◆ **AIM OF THE TASK**: Drop the pictures, then extract the listing word for word.

◆ **Dataset items**:
__________
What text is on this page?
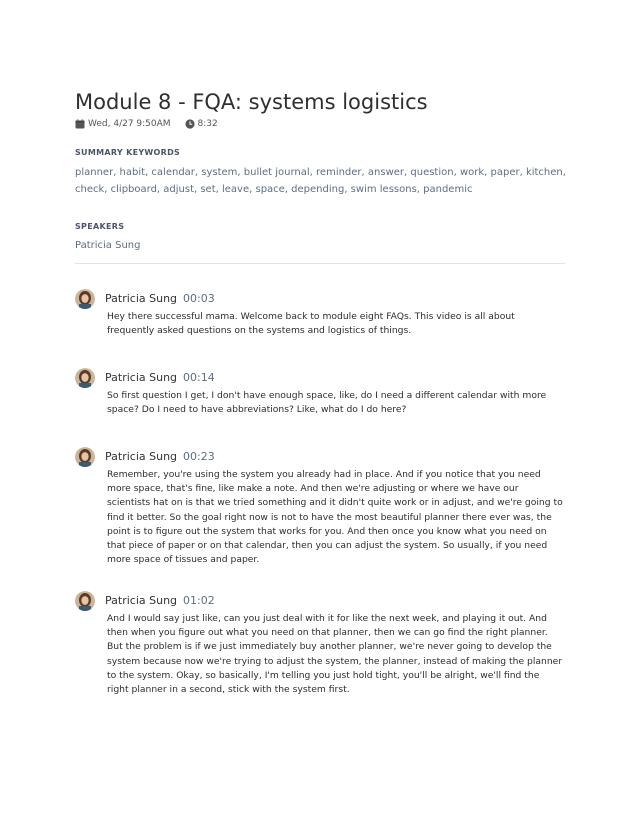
Module 8 - FQA: systems logistics
Wed, 4/27 9:50AM	8:32
SUMMARY KEYWORDS
planner, habit, calendar, system, bullet journal, reminder, answer, question, work, paper, kitchen, check, clipboard, adjust, set, leave, space, depending, swim lessons, pandemic
SPEAKERS
Patricia Sung
Patricia Sung 00:03
Hey there successful mama. Welcome back to module eight FAQs. This video is all about frequently asked questions on the systems and logistics of things.
Patricia Sung 00:14
So first question I get, I don't have enough space, like, do I need a different calendar with more space? Do I need to have abbreviations? Like, what do I do here?
Patricia Sung 00:23
Remember, you're using the system you already had in place. And if you notice that you need more space, that's fine, like make a note. And then we're adjusting or where we have our scientists hat on is that we tried something and it didn't quite work or in adjust, and we're going to find it better. So the goal right now is not to have the most beautiful planner there ever was, the point is to figure out the system that works for you. And then once you know what you need on that piece of paper or on that calendar, then you can adjust the system. So usually, if you need more space of tissues and paper.
Patricia Sung 01:02
And I would say just like, can you just deal with it for like the next week, and playing it out. And then when you figure out what you need on that planner, then we can go find the right planner. But the problem is if we just immediately buy another planner, we're never going to develop the system because now we're trying to adjust the system, the planner, instead of making the planner to the system. Okay, so basically, I'm telling you just hold tight, you'll be alright, we'll find the right planner in a second, stick with the system first.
__________
◆ **OUTPUT BELOW**:
What text is on this page?
Module 8 - FQA: systems logistics
Wed, 4/27 9:50AM	8:32
SUMMARY KEYWORDS
planner, habit, calendar, system, bullet journal, reminder, answer, question, work, paper, kitchen, check, clipboard, adjust, set, leave, space, depending, swim lessons, pandemic
SPEAKERS
Patricia Sung
Patricia Sung 00:03
Hey there successful mama. Welcome back to module eight FAQs. This video is all about frequently asked questions on the systems and logistics of things.
Patricia Sung 00:14
So first question I get, I don't have enough space, like, do I need a different calendar with more space? Do I need to have abbreviations? Like, what do I do here?
Patricia Sung 00:23
Remember, you're using the system you already had in place. And if you notice that you need more space, that's fine, like make a note. And then we're adjusting or where we have our scientists hat on is that we tried something and it didn't quite work or in adjust, and we're going to find it better. So the goal right now is not to have the most beautiful planner there ever was, the point is to figure out the system that works for you. And then once you know what you need on that piece of paper or on that calendar, then you can adjust the system. So usually, if you need more space of tissues and paper.
Patricia Sung 01:02
And I would say just like, can you just deal with it for like the next week, and playing it out. And then when you figure out what you need on that planner, then we can go find the right planner. But the problem is if we just immediately buy another planner, we're never going to develop the system because now we're trying to adjust the system, the planner, instead of making the planner to the system. Okay, so basically, I'm telling you just hold tight, you'll be alright, we'll find the right planner in a second, stick with the system first.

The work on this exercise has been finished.